→ Stated problem: Gather from the material every line that contains the string "title".

**** Records for this exercise ****

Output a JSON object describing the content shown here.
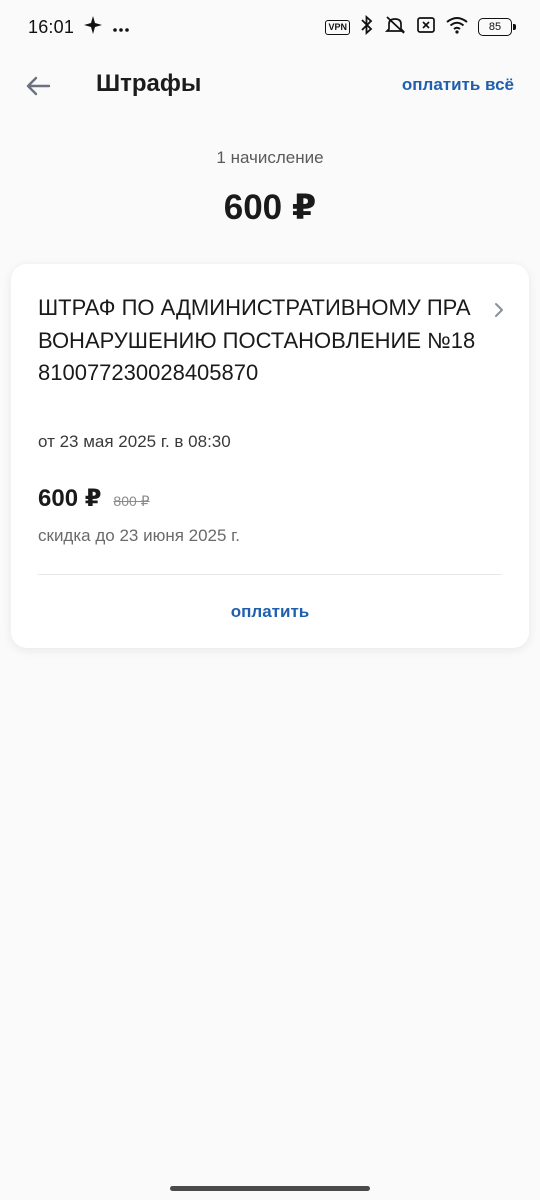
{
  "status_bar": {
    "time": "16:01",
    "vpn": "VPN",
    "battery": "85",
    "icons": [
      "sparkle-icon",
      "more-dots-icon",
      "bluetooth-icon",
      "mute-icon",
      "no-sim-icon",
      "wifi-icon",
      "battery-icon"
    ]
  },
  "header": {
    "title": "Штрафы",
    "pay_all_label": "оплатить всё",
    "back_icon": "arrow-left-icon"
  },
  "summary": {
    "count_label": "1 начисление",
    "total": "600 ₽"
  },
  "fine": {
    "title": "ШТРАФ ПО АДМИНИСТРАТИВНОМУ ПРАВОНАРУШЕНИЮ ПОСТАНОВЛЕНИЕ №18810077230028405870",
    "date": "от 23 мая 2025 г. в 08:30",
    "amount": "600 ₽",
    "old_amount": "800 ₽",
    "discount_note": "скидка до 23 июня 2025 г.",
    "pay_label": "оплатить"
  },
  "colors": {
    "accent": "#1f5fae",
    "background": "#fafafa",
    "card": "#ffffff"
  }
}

****

→ Task response:
    "title": "Штрафы",
    "title": "ШТРАФ ПО АДМИНИСТРАТИВНОМУ ПРАВОНАРУШЕНИЮ ПОСТАНОВЛЕНИЕ №18810077230028405870",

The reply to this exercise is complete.